__Stated task__. Omit images. Retype all entries verbatim.
Begin
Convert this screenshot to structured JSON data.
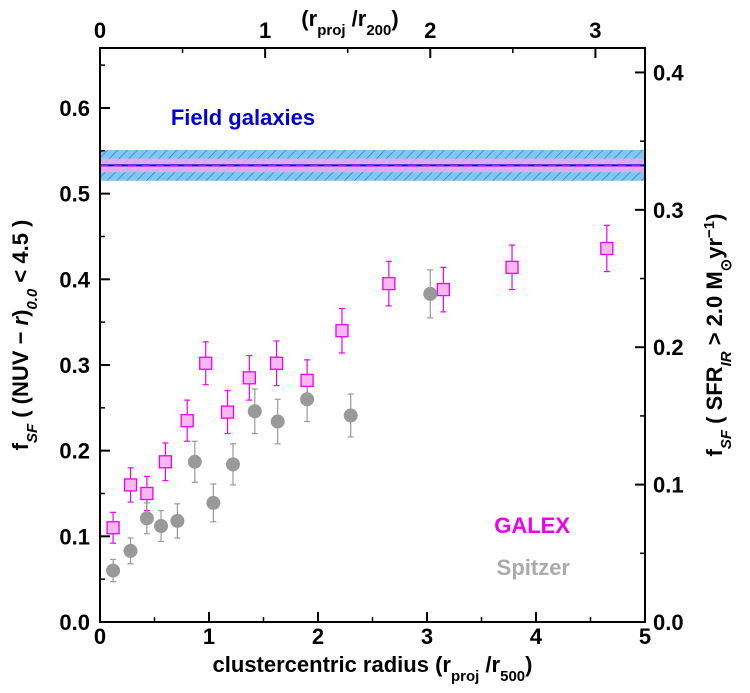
{
  "chart_data": {
    "type": "scatter",
    "x_axis": {
      "label_parts": [
        "clustercentric radius (r",
        "proj",
        " /r",
        "500",
        ")"
      ],
      "range": [
        0,
        5
      ],
      "ticks": [
        0,
        1,
        2,
        3,
        4,
        5
      ],
      "tick_labels": [
        "0",
        "1",
        "2",
        "3",
        "4",
        "5"
      ]
    },
    "top_axis": {
      "label_parts": [
        "(r",
        "proj",
        " /r",
        "200",
        ")"
      ],
      "ticks": [
        0,
        1,
        2,
        3
      ],
      "tick_labels": [
        "0",
        "1",
        "2",
        "3"
      ],
      "r200_per_r500": 1.515
    },
    "y_axis": {
      "label_parts": [
        "f",
        "SF",
        " ( (NUV − ",
        "r",
        ")",
        "0.0",
        " < 4.5 )"
      ],
      "range": [
        0,
        0.67
      ],
      "ticks": [
        0.0,
        0.1,
        0.2,
        0.3,
        0.4,
        0.5,
        0.6
      ],
      "tick_labels": [
        "0.0",
        "0.1",
        "0.2",
        "0.3",
        "0.4",
        "0.5",
        "0.6"
      ]
    },
    "right_axis": {
      "label_parts": [
        "f",
        "SF",
        " ( SFR",
        "IR",
        " > 2.0 M",
        "⊙",
        "yr",
        "−1",
        ")"
      ],
      "range": [
        0,
        0.4178
      ],
      "ticks": [
        0.0,
        0.1,
        0.2,
        0.3,
        0.4
      ],
      "tick_labels": [
        "0.0",
        "0.1",
        "0.2",
        "0.3",
        "0.4"
      ]
    },
    "field": {
      "label": "Field galaxies",
      "galex_value": 0.533,
      "galex_band": [
        0.525,
        0.541
      ],
      "spitzer_value": 0.533,
      "spitzer_band": [
        0.515,
        0.551
      ],
      "color": "#0000dd",
      "band_color": "#7ec8f0"
    },
    "series": [
      {
        "name": "GALEX",
        "marker": "square",
        "color": "#ee00ee",
        "fill": "#f7b8f2",
        "points": [
          {
            "x": 0.12,
            "y": 0.11,
            "err": 0.018
          },
          {
            "x": 0.28,
            "y": 0.16,
            "err": 0.02
          },
          {
            "x": 0.43,
            "y": 0.15,
            "err": 0.02
          },
          {
            "x": 0.6,
            "y": 0.187,
            "err": 0.022
          },
          {
            "x": 0.8,
            "y": 0.235,
            "err": 0.024
          },
          {
            "x": 0.97,
            "y": 0.302,
            "err": 0.025
          },
          {
            "x": 1.17,
            "y": 0.245,
            "err": 0.025
          },
          {
            "x": 1.37,
            "y": 0.285,
            "err": 0.026
          },
          {
            "x": 1.62,
            "y": 0.302,
            "err": 0.026
          },
          {
            "x": 1.9,
            "y": 0.282,
            "err": 0.024
          },
          {
            "x": 2.22,
            "y": 0.34,
            "err": 0.026
          },
          {
            "x": 2.65,
            "y": 0.395,
            "err": 0.026
          },
          {
            "x": 3.15,
            "y": 0.388,
            "err": 0.026
          },
          {
            "x": 3.78,
            "y": 0.414,
            "err": 0.026
          },
          {
            "x": 4.65,
            "y": 0.436,
            "err": 0.027
          }
        ]
      },
      {
        "name": "Spitzer",
        "marker": "circle",
        "color": "#999999",
        "fill": "#999999",
        "points": [
          {
            "x": 0.12,
            "y": 0.06,
            "err": 0.013
          },
          {
            "x": 0.28,
            "y": 0.083,
            "err": 0.015
          },
          {
            "x": 0.43,
            "y": 0.121,
            "err": 0.018
          },
          {
            "x": 0.56,
            "y": 0.112,
            "err": 0.018
          },
          {
            "x": 0.71,
            "y": 0.118,
            "err": 0.02
          },
          {
            "x": 0.87,
            "y": 0.187,
            "err": 0.024
          },
          {
            "x": 1.04,
            "y": 0.139,
            "err": 0.022
          },
          {
            "x": 1.22,
            "y": 0.184,
            "err": 0.024
          },
          {
            "x": 1.42,
            "y": 0.246,
            "err": 0.026
          },
          {
            "x": 1.63,
            "y": 0.234,
            "err": 0.026
          },
          {
            "x": 1.9,
            "y": 0.26,
            "err": 0.026
          },
          {
            "x": 2.3,
            "y": 0.241,
            "err": 0.025
          },
          {
            "x": 3.03,
            "y": 0.383,
            "err": 0.028
          }
        ]
      }
    ],
    "legend": [
      {
        "label": "GALEX",
        "color": "#ee00ee"
      },
      {
        "label": "Spitzer",
        "color": "#aaaaaa"
      }
    ],
    "legend_position": "bottom-right",
    "grid": false
  }
}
End
__Output of the exercise__.
Convert this screenshot to structured JSON data.
{
  "chart_data": {
    "type": "scatter",
    "x_axis": {
      "label_parts": [
        "clustercentric radius (r",
        "proj",
        " /r",
        "500",
        ")"
      ],
      "range": [
        0,
        5
      ],
      "ticks": [
        0,
        1,
        2,
        3,
        4,
        5
      ],
      "tick_labels": [
        "0",
        "1",
        "2",
        "3",
        "4",
        "5"
      ]
    },
    "top_axis": {
      "label_parts": [
        "(r",
        "proj",
        " /r",
        "200",
        ")"
      ],
      "ticks": [
        0,
        1,
        2,
        3
      ],
      "tick_labels": [
        "0",
        "1",
        "2",
        "3"
      ],
      "r200_per_r500": 1.515
    },
    "y_axis": {
      "label_parts": [
        "f",
        "SF",
        " ( (NUV − ",
        "r",
        ")",
        "0.0",
        " < 4.5 )"
      ],
      "range": [
        0,
        0.67
      ],
      "ticks": [
        0.0,
        0.1,
        0.2,
        0.3,
        0.4,
        0.5,
        0.6
      ],
      "tick_labels": [
        "0.0",
        "0.1",
        "0.2",
        "0.3",
        "0.4",
        "0.5",
        "0.6"
      ]
    },
    "right_axis": {
      "label_parts": [
        "f",
        "SF",
        " ( SFR",
        "IR",
        " > 2.0 M",
        "⊙",
        "yr",
        "−1",
        ")"
      ],
      "range": [
        0,
        0.4178
      ],
      "ticks": [
        0.0,
        0.1,
        0.2,
        0.3,
        0.4
      ],
      "tick_labels": [
        "0.0",
        "0.1",
        "0.2",
        "0.3",
        "0.4"
      ]
    },
    "field": {
      "label": "Field galaxies",
      "galex_value": 0.533,
      "galex_band": [
        0.525,
        0.541
      ],
      "spitzer_value": 0.533,
      "spitzer_band": [
        0.515,
        0.551
      ],
      "color": "#0000dd",
      "band_color": "#7ec8f0"
    },
    "series": [
      {
        "name": "GALEX",
        "marker": "square",
        "color": "#ee00ee",
        "fill": "#f7b8f2",
        "points": [
          {
            "x": 0.12,
            "y": 0.11,
            "err": 0.018
          },
          {
            "x": 0.28,
            "y": 0.16,
            "err": 0.02
          },
          {
            "x": 0.43,
            "y": 0.15,
            "err": 0.02
          },
          {
            "x": 0.6,
            "y": 0.187,
            "err": 0.022
          },
          {
            "x": 0.8,
            "y": 0.235,
            "err": 0.024
          },
          {
            "x": 0.97,
            "y": 0.302,
            "err": 0.025
          },
          {
            "x": 1.17,
            "y": 0.245,
            "err": 0.025
          },
          {
            "x": 1.37,
            "y": 0.285,
            "err": 0.026
          },
          {
            "x": 1.62,
            "y": 0.302,
            "err": 0.026
          },
          {
            "x": 1.9,
            "y": 0.282,
            "err": 0.024
          },
          {
            "x": 2.22,
            "y": 0.34,
            "err": 0.026
          },
          {
            "x": 2.65,
            "y": 0.395,
            "err": 0.026
          },
          {
            "x": 3.15,
            "y": 0.388,
            "err": 0.026
          },
          {
            "x": 3.78,
            "y": 0.414,
            "err": 0.026
          },
          {
            "x": 4.65,
            "y": 0.436,
            "err": 0.027
          }
        ]
      },
      {
        "name": "Spitzer",
        "marker": "circle",
        "color": "#999999",
        "fill": "#999999",
        "points": [
          {
            "x": 0.12,
            "y": 0.06,
            "err": 0.013
          },
          {
            "x": 0.28,
            "y": 0.083,
            "err": 0.015
          },
          {
            "x": 0.43,
            "y": 0.121,
            "err": 0.018
          },
          {
            "x": 0.56,
            "y": 0.112,
            "err": 0.018
          },
          {
            "x": 0.71,
            "y": 0.118,
            "err": 0.02
          },
          {
            "x": 0.87,
            "y": 0.187,
            "err": 0.024
          },
          {
            "x": 1.04,
            "y": 0.139,
            "err": 0.022
          },
          {
            "x": 1.22,
            "y": 0.184,
            "err": 0.024
          },
          {
            "x": 1.42,
            "y": 0.246,
            "err": 0.026
          },
          {
            "x": 1.63,
            "y": 0.234,
            "err": 0.026
          },
          {
            "x": 1.9,
            "y": 0.26,
            "err": 0.026
          },
          {
            "x": 2.3,
            "y": 0.241,
            "err": 0.025
          },
          {
            "x": 3.03,
            "y": 0.383,
            "err": 0.028
          }
        ]
      }
    ],
    "legend": [
      {
        "label": "GALEX",
        "color": "#ee00ee"
      },
      {
        "label": "Spitzer",
        "color": "#aaaaaa"
      }
    ],
    "legend_position": "bottom-right",
    "grid": false
  }
}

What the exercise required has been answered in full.